> _Exercise_
Return all lines from the listing below in which the string "nintracellular" occurs.

[Figure dataset records]
● ● ● ● ●
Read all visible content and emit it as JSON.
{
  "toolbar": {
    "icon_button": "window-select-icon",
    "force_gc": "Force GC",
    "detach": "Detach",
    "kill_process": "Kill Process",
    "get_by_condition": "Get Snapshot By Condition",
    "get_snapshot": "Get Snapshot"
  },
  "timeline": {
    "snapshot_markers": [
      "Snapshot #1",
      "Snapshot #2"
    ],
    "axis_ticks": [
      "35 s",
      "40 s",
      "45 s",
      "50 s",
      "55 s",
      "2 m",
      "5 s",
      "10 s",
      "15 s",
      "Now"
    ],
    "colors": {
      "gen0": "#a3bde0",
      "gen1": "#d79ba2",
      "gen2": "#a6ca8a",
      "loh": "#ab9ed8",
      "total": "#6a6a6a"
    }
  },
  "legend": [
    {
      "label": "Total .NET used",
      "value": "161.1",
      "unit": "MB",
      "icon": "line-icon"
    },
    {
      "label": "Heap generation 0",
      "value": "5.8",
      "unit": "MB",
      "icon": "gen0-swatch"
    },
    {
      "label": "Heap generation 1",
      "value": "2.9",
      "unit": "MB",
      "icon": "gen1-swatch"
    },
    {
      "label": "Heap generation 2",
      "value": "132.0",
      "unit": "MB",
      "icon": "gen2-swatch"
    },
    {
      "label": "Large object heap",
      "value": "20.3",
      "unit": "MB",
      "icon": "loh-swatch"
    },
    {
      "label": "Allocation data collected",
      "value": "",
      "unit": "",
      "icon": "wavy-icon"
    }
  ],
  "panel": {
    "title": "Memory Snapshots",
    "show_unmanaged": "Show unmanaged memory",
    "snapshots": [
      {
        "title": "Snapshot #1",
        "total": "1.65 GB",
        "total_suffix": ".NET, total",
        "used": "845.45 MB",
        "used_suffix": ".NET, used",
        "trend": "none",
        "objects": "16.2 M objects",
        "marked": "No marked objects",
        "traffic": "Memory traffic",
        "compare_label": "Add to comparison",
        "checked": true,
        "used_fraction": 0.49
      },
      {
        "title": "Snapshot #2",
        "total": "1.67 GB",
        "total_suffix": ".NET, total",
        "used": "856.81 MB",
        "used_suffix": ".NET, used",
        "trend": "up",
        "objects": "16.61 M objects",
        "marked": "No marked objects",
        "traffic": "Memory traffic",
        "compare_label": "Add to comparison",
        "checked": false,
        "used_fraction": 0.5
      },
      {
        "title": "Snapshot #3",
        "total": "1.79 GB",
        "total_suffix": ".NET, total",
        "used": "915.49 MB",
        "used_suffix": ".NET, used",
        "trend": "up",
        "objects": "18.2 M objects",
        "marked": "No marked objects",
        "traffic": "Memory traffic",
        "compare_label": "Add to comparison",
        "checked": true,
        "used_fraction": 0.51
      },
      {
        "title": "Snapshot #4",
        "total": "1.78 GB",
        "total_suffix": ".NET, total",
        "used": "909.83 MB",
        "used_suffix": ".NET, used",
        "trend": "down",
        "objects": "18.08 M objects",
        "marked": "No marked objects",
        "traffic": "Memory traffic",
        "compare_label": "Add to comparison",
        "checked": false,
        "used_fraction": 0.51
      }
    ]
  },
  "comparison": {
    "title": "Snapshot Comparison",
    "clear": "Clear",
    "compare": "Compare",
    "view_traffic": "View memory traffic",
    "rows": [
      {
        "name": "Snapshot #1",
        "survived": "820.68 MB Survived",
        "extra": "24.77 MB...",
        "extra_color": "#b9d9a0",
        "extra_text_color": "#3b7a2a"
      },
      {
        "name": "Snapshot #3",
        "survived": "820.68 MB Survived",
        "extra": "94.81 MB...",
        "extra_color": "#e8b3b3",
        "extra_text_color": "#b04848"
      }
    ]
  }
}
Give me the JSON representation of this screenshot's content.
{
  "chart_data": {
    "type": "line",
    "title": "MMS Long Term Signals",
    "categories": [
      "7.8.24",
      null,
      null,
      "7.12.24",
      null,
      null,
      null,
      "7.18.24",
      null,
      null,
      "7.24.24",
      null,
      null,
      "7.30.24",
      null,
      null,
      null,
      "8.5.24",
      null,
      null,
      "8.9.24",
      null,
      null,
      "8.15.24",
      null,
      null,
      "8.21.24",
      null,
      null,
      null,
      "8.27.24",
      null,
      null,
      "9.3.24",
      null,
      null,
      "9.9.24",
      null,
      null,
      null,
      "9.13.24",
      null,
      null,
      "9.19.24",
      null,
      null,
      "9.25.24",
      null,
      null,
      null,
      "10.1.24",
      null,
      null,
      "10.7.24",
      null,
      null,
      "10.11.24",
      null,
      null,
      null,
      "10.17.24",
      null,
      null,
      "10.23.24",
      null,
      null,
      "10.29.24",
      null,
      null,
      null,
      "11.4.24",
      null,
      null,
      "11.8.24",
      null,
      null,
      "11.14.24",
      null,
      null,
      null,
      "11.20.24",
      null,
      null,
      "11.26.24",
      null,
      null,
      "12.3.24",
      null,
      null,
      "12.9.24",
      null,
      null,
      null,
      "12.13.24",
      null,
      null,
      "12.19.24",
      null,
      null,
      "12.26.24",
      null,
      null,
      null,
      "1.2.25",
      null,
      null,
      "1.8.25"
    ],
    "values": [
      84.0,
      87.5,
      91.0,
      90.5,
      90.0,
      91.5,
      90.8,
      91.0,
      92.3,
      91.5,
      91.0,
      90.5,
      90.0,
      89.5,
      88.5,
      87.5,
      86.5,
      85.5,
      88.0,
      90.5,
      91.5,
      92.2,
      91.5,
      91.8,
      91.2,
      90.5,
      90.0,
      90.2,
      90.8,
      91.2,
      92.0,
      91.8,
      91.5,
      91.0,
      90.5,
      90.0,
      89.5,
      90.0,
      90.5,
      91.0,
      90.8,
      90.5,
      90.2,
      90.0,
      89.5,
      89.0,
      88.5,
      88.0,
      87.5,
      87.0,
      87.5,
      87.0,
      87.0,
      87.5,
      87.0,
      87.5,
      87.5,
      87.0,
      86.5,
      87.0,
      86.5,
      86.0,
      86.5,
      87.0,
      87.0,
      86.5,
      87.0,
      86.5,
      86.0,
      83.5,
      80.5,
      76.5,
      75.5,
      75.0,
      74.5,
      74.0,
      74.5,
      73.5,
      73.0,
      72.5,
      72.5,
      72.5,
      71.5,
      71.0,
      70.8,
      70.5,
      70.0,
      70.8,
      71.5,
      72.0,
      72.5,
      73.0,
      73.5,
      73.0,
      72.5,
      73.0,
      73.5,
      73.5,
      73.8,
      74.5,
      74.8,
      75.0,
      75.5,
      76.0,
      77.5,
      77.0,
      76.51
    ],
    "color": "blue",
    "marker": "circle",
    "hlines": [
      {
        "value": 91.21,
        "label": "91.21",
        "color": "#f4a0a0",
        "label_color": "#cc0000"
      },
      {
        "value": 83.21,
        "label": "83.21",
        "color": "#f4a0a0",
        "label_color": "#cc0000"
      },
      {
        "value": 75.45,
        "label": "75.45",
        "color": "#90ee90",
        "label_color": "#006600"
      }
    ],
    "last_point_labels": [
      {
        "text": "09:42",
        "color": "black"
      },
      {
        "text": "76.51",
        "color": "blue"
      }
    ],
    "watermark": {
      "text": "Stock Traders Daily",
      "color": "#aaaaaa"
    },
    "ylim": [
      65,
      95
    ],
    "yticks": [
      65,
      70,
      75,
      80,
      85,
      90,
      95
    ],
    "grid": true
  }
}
● ● ● ● ●
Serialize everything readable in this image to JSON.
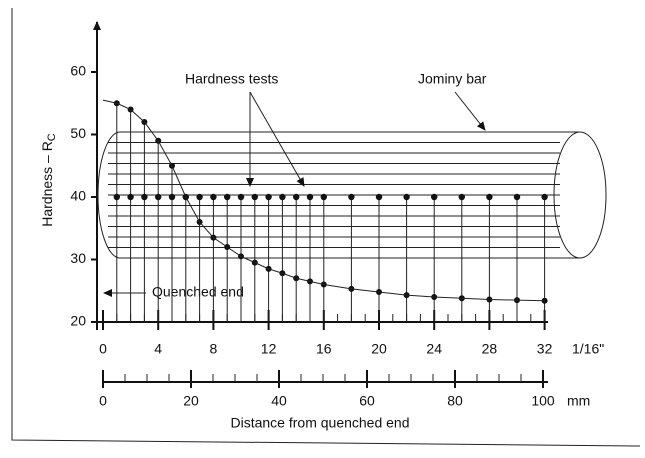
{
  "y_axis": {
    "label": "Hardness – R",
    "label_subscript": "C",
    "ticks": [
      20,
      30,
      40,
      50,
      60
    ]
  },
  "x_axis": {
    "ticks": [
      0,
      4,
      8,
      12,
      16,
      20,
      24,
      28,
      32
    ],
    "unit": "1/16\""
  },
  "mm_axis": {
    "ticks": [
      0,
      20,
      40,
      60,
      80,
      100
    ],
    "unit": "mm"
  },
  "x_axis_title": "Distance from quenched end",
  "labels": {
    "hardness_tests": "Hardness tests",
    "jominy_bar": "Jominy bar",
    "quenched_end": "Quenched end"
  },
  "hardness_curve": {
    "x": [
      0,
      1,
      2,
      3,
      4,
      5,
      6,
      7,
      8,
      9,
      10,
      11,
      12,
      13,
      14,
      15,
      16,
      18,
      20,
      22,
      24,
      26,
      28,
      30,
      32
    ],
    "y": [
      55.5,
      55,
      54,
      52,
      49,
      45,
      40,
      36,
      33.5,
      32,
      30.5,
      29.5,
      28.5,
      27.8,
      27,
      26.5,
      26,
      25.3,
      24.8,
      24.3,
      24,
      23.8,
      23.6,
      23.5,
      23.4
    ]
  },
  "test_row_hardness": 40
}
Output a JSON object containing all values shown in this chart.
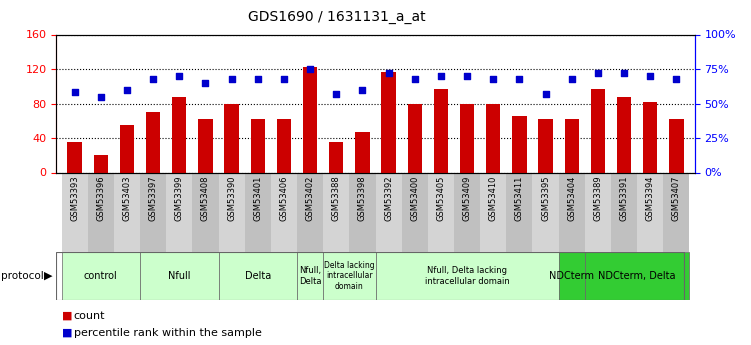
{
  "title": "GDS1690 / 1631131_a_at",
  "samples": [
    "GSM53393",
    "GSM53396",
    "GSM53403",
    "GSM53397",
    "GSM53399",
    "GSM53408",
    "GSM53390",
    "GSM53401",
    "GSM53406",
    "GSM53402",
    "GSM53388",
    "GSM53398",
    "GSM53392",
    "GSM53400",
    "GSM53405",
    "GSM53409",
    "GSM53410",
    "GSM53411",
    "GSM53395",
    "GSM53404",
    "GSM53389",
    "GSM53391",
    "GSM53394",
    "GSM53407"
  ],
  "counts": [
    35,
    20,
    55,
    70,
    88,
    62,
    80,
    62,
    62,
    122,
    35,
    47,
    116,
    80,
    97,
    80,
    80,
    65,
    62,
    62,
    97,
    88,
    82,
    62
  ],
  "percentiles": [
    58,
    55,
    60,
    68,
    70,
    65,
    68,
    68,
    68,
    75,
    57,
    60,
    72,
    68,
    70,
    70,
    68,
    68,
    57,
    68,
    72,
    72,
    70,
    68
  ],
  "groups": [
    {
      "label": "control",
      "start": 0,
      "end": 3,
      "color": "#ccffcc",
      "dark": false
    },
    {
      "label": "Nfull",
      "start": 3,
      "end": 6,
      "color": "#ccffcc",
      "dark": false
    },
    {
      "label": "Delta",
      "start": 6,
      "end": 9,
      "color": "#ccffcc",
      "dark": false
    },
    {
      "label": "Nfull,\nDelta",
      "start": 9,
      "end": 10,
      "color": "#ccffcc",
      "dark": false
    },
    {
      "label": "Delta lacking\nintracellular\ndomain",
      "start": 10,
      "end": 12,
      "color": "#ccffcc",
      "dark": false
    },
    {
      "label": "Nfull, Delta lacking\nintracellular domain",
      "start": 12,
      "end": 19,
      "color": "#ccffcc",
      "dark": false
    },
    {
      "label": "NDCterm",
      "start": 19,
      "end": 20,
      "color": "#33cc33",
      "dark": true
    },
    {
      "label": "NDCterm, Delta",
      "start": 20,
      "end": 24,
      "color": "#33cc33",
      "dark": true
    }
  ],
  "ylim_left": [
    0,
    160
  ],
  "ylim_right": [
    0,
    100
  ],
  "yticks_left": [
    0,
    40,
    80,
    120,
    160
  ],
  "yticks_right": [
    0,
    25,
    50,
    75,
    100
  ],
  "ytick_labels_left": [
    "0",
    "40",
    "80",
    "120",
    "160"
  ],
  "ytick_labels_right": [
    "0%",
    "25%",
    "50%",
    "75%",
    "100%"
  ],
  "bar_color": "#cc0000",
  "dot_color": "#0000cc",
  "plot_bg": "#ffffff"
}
● ● ● ● ●
> _Exercise response_
      "label": "Delta lacking\nintracellular\ndomain",
      "label": "Nfull, Delta lacking\nintracellular domain",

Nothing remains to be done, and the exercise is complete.